--- Start of Provided records ---

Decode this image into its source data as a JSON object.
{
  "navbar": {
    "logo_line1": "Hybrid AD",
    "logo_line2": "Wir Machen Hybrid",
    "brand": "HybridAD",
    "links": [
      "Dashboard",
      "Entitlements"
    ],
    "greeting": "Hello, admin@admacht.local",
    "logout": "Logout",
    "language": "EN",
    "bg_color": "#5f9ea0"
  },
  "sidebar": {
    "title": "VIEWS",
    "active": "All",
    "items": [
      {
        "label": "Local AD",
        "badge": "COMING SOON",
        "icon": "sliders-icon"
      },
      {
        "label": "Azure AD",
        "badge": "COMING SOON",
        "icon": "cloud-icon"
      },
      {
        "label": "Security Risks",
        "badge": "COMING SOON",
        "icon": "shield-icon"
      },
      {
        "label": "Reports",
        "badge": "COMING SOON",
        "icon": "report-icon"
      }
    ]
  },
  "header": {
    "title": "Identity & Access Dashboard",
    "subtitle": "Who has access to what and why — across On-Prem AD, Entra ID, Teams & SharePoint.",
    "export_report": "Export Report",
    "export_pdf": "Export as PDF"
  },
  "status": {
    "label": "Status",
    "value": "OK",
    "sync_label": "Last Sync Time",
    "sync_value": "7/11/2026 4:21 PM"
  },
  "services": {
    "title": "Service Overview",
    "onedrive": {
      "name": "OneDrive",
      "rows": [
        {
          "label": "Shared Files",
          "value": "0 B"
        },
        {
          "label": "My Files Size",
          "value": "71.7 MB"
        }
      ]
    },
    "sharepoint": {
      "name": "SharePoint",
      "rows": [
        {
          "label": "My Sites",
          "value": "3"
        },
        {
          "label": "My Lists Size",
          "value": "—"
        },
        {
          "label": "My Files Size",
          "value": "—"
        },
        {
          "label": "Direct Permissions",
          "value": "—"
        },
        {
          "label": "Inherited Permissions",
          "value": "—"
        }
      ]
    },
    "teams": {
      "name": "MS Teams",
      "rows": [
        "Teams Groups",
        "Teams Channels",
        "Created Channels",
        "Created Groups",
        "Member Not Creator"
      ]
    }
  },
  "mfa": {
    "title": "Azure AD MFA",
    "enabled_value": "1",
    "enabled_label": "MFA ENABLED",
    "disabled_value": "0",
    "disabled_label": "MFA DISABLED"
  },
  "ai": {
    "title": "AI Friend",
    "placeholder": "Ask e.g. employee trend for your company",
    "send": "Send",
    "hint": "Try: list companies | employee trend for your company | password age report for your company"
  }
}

--- End of Provided records ---

Exercise goal:
Your task is to transcribe the listing above in full, exactly as given.

Answer for this exercise:
Decode this image into its source data as a JSON object.
{
  "navbar": {
    "logo_line1": "Hybrid AD",
    "logo_line2": "Wir Machen Hybrid",
    "brand": "HybridAD",
    "links": [
      "Dashboard",
      "Entitlements"
    ],
    "greeting": "Hello, admin@admacht.local",
    "logout": "Logout",
    "language": "EN",
    "bg_color": "#5f9ea0"
  },
  "sidebar": {
    "title": "VIEWS",
    "active": "All",
    "items": [
      {
        "label": "Local AD",
        "badge": "COMING SOON",
        "icon": "sliders-icon"
      },
      {
        "label": "Azure AD",
        "badge": "COMING SOON",
        "icon": "cloud-icon"
      },
      {
        "label": "Security Risks",
        "badge": "COMING SOON",
        "icon": "shield-icon"
      },
      {
        "label": "Reports",
        "badge": "COMING SOON",
        "icon": "report-icon"
      }
    ]
  },
  "header": {
    "title": "Identity & Access Dashboard",
    "subtitle": "Who has access to what and why — across On-Prem AD, Entra ID, Teams & SharePoint.",
    "export_report": "Export Report",
    "export_pdf": "Export as PDF"
  },
  "status": {
    "label": "Status",
    "value": "OK",
    "sync_label": "Last Sync Time",
    "sync_value": "7/11/2026 4:21 PM"
  },
  "services": {
    "title": "Service Overview",
    "onedrive": {
      "name": "OneDrive",
      "rows": [
        {
          "label": "Shared Files",
          "value": "0 B"
        },
        {
          "label": "My Files Size",
          "value": "71.7 MB"
        }
      ]
    },
    "sharepoint": {
      "name": "SharePoint",
      "rows": [
        {
          "label": "My Sites",
          "value": "3"
        },
        {
          "label": "My Lists Size",
          "value": "—"
        },
        {
          "label": "My Files Size",
          "value": "—"
        },
        {
          "label": "Direct Permissions",
          "value": "—"
        },
        {
          "label": "Inherited Permissions",
          "value": "—"
        }
      ]
    },
    "teams": {
      "name": "MS Teams",
      "rows": [
        "Teams Groups",
        "Teams Channels",
        "Created Channels",
        "Created Groups",
        "Member Not Creator"
      ]
    }
  },
  "mfa": {
    "title": "Azure AD MFA",
    "enabled_value": "1",
    "enabled_label": "MFA ENABLED",
    "disabled_value": "0",
    "disabled_label": "MFA DISABLED"
  },
  "ai": {
    "title": "AI Friend",
    "placeholder": "Ask e.g. employee trend for your company",
    "send": "Send",
    "hint": "Try: list companies | employee trend for your company | password age report for your company"
  }
}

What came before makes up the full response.